▶ **Aim**
Please print all of the material below, word for word.

▶ **Information provided**
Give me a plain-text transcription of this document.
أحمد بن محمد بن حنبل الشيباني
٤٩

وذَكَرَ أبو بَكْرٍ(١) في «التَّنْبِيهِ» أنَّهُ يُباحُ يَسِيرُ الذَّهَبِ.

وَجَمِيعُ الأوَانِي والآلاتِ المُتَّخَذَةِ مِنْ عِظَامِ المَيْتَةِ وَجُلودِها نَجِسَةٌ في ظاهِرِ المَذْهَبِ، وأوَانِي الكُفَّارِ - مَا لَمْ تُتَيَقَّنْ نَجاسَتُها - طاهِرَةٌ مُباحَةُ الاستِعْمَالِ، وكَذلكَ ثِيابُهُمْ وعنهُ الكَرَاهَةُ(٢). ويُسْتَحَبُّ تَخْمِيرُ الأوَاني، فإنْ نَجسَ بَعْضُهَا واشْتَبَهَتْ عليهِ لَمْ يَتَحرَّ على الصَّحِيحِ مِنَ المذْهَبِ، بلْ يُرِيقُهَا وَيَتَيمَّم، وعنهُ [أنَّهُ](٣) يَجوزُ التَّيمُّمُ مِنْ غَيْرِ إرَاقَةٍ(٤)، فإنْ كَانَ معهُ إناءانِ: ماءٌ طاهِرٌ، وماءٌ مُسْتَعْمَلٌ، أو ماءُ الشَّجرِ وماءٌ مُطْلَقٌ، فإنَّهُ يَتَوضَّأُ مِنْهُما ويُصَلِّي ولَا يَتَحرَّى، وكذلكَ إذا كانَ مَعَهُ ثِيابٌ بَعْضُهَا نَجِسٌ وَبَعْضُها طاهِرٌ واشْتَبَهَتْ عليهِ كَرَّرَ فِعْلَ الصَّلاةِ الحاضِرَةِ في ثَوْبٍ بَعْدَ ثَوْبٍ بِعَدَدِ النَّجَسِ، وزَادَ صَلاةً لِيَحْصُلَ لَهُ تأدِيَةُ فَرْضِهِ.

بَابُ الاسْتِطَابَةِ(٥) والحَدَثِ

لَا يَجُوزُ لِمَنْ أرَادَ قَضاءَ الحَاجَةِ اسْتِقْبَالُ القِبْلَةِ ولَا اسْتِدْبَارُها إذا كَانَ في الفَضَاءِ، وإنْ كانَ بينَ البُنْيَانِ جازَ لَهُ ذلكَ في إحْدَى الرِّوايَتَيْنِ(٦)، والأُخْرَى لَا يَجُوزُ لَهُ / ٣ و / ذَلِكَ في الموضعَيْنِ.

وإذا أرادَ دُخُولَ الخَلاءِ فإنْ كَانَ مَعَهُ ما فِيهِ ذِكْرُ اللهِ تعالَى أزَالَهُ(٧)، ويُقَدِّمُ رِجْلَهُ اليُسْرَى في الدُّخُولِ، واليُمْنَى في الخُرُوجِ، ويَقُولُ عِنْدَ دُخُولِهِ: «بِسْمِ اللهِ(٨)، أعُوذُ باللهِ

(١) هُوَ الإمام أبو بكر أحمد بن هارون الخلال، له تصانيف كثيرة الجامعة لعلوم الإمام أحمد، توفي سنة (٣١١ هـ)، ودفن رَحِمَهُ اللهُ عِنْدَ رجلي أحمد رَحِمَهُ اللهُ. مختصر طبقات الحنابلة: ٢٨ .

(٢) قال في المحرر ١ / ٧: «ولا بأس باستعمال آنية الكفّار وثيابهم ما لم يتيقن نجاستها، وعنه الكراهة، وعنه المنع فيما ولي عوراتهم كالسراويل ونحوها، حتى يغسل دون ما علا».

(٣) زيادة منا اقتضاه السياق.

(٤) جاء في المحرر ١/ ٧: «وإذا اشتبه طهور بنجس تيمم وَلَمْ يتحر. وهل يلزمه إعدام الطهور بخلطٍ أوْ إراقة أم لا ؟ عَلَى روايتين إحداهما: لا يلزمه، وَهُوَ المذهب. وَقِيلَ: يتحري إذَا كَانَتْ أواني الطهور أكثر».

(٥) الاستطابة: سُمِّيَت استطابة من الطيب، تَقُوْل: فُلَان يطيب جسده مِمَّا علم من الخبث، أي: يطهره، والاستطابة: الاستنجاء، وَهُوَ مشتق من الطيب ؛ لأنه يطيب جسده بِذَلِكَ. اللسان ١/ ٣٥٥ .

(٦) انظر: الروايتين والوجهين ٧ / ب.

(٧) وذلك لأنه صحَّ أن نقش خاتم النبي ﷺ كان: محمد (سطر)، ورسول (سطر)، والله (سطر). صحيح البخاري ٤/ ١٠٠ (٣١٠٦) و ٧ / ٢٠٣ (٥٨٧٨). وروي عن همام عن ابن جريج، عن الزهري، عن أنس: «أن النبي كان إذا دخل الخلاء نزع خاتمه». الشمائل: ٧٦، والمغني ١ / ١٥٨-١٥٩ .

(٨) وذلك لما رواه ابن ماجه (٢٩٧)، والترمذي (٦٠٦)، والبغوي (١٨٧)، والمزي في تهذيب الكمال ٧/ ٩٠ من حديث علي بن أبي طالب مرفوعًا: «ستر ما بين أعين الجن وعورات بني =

▶ **Exercise output**
Give me a plain-text transcription of this document.
أحمد بن محمد بن حنبل الشيباني
٤٩

وذَكَرَ أبو بَكْرٍ(١) في «التَّنْبِيهِ» أنَّهُ يُباحُ يَسِيرُ الذَّهَبِ.

وَجَمِيعُ الأوَانِي والآلاتِ المُتَّخَذَةِ مِنْ عِظَامِ المَيْتَةِ وَجُلودِها نَجِسَةٌ في ظاهِرِ المَذْهَبِ، وأوَانِي الكُفَّارِ - مَا لَمْ تُتَيَقَّنْ نَجاسَتُها - طاهِرَةٌ مُباحَةُ الاستِعْمَالِ، وكَذلكَ ثِيابُهُمْ وعنهُ الكَرَاهَةُ(٢). ويُسْتَحَبُّ تَخْمِيرُ الأوَاني، فإنْ نَجسَ بَعْضُهَا واشْتَبَهَتْ عليهِ لَمْ يَتَحرَّ على الصَّحِيحِ مِنَ المذْهَبِ، بلْ يُرِيقُهَا وَيَتَيمَّم، وعنهُ [أنَّهُ](٣) يَجوزُ التَّيمُّمُ مِنْ غَيْرِ إرَاقَةٍ(٤)، فإنْ كَانَ معهُ إناءانِ: ماءٌ طاهِرٌ، وماءٌ مُسْتَعْمَلٌ، أو ماءُ الشَّجرِ وماءٌ مُطْلَقٌ، فإنَّهُ يَتَوضَّأُ مِنْهُما ويُصَلِّي ولَا يَتَحرَّى، وكذلكَ إذا كانَ مَعَهُ ثِيابٌ بَعْضُهَا نَجِسٌ وَبَعْضُها طاهِرٌ واشْتَبَهَتْ عليهِ كَرَّرَ فِعْلَ الصَّلاةِ الحاضِرَةِ في ثَوْبٍ بَعْدَ ثَوْبٍ بِعَدَدِ النَّجَسِ، وزَادَ صَلاةً لِيَحْصُلَ لَهُ تأدِيَةُ فَرْضِهِ.

بَابُ الاسْتِطَابَةِ(٥) والحَدَثِ

لَا يَجُوزُ لِمَنْ أرَادَ قَضاءَ الحَاجَةِ اسْتِقْبَالُ القِبْلَةِ ولَا اسْتِدْبَارُها إذا كَانَ في الفَضَاءِ، وإنْ كانَ بينَ البُنْيَانِ جازَ لَهُ ذلكَ في إحْدَى الرِّوايَتَيْنِ(٦)، والأُخْرَى لَا يَجُوزُ لَهُ / ٣ و / ذَلِكَ في الموضعَيْنِ.

وإذا أرادَ دُخُولَ الخَلاءِ فإنْ كَانَ مَعَهُ ما فِيهِ ذِكْرُ اللهِ تعالَى أزَالَهُ(٧)، ويُقَدِّمُ رِجْلَهُ اليُسْرَى في الدُّخُولِ، واليُمْنَى في الخُرُوجِ، ويَقُولُ عِنْدَ دُخُولِهِ: «بِسْمِ اللهِ(٨)، أعُوذُ باللهِ

(١) هُوَ الإمام أبو بكر أحمد بن هارون الخلال، له تصانيف كثيرة الجامعة لعلوم الإمام أحمد، توفي سنة (٣١١ هـ)، ودفن رَحِمَهُ اللهُ عِنْدَ رجلي أحمد رَحِمَهُ اللهُ. مختصر طبقات الحنابلة: ٢٨ .

(٢) قال في المحرر ١ / ٧: «ولا بأس باستعمال آنية الكفّار وثيابهم ما لم يتيقن نجاستها، وعنه الكراهة، وعنه المنع فيما ولي عوراتهم كالسراويل ونحوها، حتى يغسل دون ما علا».

(٣) زيادة منا اقتضاه السياق.

(٤) جاء في المحرر ١/ ٧: «وإذا اشتبه طهور بنجس تيمم وَلَمْ يتحر. وهل يلزمه إعدام الطهور بخلطٍ أوْ إراقة أم لا ؟ عَلَى روايتين إحداهما: لا يلزمه، وَهُوَ المذهب. وَقِيلَ: يتحري إذَا كَانَتْ أواني الطهور أكثر».

(٥) الاستطابة: سُمِّيَت استطابة من الطيب، تَقُوْل: فُلَان يطيب جسده مِمَّا علم من الخبث، أي: يطهره، والاستطابة: الاستنجاء، وَهُوَ مشتق من الطيب ؛ لأنه يطيب جسده بِذَلِكَ. اللسان ١/ ٣٥٥ .

(٦) انظر: الروايتين والوجهين ٧ / ب.

(٧) وذلك لأنه صحَّ أن نقش خاتم النبي ﷺ كان: محمد (سطر)، ورسول (سطر)، والله (سطر). صحيح البخاري ٤/ ١٠٠ (٣١٠٦) و ٧ / ٢٠٣ (٥٨٧٨). وروي عن همام عن ابن جريج، عن الزهري، عن أنس: «أن النبي كان إذا دخل الخلاء نزع خاتمه». الشمائل: ٧٦، والمغني ١ / ١٥٨-١٥٩ .

(٨) وذلك لما رواه ابن ماجه (٢٩٧)، والترمذي (٦٠٦)، والبغوي (١٨٧)، والمزي في تهذيب الكمال ٧/ ٩٠ من حديث علي بن أبي طالب مرفوعًا: «ستر ما بين أعين الجن وعورات بني =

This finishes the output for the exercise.